Dataset rows:
---
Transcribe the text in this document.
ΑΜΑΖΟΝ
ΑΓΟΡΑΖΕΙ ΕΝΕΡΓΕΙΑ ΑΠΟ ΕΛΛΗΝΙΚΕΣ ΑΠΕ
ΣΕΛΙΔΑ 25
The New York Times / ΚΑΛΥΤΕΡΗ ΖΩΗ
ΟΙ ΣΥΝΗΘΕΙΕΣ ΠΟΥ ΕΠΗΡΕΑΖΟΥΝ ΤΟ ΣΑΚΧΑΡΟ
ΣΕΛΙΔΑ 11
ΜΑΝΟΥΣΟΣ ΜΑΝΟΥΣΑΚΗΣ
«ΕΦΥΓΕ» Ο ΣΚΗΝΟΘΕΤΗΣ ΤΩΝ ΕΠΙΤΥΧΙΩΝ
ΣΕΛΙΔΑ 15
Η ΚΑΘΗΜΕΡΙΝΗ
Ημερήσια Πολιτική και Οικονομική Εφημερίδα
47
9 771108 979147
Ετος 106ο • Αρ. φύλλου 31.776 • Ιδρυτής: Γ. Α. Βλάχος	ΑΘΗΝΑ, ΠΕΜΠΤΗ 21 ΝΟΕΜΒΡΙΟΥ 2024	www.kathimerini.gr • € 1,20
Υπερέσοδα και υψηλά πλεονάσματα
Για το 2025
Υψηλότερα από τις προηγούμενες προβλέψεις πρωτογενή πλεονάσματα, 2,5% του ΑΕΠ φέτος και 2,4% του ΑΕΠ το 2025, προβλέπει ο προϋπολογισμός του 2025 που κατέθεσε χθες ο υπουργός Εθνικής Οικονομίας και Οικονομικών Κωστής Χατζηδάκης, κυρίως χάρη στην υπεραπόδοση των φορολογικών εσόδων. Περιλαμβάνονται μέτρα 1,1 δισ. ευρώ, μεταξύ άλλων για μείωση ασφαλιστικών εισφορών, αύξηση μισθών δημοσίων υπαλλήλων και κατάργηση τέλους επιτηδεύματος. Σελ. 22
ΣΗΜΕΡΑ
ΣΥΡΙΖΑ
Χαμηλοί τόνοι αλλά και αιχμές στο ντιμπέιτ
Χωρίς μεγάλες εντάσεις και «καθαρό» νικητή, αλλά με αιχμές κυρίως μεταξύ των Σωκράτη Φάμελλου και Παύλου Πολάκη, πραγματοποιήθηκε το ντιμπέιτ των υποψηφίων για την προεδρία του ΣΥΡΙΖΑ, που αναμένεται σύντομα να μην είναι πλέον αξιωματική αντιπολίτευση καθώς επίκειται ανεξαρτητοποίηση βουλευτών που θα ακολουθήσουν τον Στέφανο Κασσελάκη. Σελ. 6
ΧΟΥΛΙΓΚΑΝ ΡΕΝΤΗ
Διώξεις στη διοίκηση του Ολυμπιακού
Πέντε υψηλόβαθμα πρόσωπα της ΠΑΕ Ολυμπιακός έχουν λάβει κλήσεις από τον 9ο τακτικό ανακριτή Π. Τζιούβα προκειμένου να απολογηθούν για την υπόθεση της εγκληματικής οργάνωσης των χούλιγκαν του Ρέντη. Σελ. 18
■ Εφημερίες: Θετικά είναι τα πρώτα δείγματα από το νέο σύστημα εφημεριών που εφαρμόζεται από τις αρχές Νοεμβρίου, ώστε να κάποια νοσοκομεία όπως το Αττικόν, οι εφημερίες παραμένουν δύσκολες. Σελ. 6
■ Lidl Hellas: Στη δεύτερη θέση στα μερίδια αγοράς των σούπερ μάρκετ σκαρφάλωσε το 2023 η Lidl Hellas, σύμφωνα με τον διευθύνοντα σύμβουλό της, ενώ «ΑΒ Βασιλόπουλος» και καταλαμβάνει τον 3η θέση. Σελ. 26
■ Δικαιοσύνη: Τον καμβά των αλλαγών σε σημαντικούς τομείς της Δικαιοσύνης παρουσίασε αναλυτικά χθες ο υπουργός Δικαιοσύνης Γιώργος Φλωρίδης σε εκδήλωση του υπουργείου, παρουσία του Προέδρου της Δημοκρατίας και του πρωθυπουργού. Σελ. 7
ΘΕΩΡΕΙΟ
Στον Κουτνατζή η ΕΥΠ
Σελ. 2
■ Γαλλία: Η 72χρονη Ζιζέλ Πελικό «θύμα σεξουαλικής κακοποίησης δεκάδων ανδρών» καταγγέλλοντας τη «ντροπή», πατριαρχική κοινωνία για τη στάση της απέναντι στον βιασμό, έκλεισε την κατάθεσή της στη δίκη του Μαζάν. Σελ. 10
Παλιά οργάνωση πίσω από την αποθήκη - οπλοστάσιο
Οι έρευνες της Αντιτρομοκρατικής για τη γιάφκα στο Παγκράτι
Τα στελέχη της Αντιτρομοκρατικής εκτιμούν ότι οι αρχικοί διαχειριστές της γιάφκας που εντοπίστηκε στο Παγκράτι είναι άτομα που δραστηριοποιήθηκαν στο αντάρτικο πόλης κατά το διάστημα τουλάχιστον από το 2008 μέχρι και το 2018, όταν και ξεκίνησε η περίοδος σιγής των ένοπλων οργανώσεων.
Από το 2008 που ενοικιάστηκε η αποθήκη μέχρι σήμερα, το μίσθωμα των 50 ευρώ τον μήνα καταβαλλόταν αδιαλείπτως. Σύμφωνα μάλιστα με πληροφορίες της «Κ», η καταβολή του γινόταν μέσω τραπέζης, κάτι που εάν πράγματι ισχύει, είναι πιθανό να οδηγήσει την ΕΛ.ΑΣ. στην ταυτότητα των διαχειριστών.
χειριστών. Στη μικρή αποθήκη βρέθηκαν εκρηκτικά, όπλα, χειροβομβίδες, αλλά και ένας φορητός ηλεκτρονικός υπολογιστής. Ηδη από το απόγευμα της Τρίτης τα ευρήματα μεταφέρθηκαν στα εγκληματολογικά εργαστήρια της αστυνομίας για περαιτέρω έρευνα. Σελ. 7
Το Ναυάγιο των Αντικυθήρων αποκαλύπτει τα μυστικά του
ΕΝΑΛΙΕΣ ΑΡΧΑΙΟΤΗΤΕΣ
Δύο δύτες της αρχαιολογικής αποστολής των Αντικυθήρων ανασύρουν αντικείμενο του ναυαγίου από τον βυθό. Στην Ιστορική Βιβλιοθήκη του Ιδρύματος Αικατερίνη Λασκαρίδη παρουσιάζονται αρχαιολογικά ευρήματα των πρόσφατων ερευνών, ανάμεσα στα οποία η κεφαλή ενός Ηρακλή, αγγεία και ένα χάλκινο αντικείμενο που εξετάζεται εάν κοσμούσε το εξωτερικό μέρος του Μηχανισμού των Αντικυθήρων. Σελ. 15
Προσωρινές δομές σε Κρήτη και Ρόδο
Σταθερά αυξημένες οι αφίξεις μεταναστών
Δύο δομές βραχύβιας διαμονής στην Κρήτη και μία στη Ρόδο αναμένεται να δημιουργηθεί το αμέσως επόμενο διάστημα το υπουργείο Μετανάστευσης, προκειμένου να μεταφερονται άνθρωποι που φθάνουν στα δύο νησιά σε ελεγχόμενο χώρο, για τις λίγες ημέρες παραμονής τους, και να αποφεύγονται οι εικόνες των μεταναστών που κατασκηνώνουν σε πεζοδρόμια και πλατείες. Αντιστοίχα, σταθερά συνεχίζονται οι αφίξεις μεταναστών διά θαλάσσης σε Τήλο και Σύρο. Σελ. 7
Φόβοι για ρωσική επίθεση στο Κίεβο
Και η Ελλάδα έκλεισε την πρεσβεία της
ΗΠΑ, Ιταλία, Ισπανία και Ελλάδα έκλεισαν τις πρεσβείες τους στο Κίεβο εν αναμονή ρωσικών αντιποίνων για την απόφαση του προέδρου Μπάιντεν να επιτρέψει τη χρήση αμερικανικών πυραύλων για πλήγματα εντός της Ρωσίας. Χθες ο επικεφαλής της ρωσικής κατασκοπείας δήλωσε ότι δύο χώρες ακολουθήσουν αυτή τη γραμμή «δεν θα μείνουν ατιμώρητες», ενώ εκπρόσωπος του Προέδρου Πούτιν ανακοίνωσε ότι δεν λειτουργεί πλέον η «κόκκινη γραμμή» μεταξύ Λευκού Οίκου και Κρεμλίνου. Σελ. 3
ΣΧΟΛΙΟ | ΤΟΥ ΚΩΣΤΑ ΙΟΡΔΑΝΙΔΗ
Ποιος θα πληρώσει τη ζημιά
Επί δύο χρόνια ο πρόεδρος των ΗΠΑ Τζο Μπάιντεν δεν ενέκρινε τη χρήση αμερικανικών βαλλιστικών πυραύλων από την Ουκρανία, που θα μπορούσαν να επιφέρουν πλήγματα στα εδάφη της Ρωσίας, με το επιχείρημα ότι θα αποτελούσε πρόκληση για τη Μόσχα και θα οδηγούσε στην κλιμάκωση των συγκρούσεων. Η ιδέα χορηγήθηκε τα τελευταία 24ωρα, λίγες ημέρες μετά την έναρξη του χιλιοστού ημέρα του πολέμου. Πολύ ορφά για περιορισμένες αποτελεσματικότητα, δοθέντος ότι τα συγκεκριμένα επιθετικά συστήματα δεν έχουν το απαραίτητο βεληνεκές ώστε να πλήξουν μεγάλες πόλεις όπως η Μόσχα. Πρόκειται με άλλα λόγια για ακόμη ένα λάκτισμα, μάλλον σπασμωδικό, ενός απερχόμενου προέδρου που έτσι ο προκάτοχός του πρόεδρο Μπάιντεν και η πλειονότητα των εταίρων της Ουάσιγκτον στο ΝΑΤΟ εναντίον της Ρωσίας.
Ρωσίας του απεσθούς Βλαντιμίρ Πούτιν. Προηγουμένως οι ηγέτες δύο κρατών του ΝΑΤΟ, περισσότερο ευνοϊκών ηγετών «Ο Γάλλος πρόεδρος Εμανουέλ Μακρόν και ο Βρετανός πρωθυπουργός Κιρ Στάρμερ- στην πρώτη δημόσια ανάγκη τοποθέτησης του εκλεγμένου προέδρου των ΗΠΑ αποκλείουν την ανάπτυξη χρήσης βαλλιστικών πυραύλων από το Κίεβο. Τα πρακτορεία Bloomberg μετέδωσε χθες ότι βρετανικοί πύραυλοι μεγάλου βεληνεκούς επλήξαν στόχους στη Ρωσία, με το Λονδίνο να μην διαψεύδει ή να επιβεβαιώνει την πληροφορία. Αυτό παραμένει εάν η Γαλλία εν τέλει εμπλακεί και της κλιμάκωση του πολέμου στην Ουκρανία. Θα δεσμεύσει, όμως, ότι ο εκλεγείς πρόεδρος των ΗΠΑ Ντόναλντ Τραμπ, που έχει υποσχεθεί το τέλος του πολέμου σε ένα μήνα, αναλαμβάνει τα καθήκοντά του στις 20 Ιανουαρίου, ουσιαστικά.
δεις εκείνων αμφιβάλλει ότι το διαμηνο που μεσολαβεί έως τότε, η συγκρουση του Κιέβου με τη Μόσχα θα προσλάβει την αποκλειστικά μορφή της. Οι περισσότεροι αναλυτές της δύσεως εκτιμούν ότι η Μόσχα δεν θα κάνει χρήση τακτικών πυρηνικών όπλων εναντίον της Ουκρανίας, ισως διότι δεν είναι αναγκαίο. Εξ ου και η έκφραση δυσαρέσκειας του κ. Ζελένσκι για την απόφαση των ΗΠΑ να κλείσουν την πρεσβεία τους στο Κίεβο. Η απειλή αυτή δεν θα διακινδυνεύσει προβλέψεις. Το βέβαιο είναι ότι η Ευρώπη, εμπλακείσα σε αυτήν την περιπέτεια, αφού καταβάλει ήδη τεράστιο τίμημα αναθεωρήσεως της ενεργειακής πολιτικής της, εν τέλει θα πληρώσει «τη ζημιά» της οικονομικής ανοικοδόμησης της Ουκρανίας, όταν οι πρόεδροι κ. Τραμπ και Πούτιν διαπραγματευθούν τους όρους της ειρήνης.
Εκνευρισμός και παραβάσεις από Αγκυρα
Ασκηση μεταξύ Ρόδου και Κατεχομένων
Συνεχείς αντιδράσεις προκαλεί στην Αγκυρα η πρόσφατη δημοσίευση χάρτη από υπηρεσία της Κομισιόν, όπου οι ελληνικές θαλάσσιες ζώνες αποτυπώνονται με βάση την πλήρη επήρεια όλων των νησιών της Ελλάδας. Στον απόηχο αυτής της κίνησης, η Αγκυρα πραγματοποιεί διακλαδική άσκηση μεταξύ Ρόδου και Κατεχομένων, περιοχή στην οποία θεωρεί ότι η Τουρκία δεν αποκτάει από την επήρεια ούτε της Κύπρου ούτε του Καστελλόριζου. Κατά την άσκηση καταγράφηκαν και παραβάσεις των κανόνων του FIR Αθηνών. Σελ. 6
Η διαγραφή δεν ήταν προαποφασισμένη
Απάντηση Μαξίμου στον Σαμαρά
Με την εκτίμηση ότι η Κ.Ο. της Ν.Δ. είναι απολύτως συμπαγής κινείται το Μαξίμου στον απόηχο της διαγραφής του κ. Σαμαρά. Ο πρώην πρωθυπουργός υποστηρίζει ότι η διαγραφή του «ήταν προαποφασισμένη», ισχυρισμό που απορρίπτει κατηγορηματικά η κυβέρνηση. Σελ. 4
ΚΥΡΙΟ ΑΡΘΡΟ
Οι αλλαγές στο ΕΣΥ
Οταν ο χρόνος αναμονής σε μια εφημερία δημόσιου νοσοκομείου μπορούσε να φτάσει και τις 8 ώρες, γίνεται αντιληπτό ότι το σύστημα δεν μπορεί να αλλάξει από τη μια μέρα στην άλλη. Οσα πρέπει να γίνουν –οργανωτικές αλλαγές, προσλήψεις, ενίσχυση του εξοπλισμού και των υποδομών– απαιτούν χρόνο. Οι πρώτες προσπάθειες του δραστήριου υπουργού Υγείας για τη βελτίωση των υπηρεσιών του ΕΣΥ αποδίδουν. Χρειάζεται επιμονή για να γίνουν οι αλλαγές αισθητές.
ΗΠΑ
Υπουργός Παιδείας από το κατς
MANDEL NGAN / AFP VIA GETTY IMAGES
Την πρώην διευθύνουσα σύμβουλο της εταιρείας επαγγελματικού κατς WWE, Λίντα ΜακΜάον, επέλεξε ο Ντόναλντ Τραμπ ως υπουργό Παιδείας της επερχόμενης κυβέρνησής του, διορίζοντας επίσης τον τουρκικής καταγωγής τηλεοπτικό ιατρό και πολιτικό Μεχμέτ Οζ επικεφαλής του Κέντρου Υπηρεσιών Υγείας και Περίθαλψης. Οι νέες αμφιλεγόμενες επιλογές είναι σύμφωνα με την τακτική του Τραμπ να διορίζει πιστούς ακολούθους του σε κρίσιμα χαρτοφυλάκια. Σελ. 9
---
__Aim__:
In the records above, collect each line with "Παγκράτι".

__Written solution__:
Οι έρευνες της Αντιτρομοκρατικής για τη γιάφκα στο Παγκράτι
Τα στελέχη της Αντιτρομοκρατικής εκτιμούν ότι οι αρχικοί διαχειριστές της γιάφκας που εντοπίστηκε στο Παγκράτι είναι άτομα που δραστηριοποιήθηκαν στο αντάρτικο πόλης κατά το διάστημα τουλάχιστον από το 2008 μέχρι και το 2018, όταν και ξεκίνησε η περίοδος σιγής των ένοπλων οργανώσεων.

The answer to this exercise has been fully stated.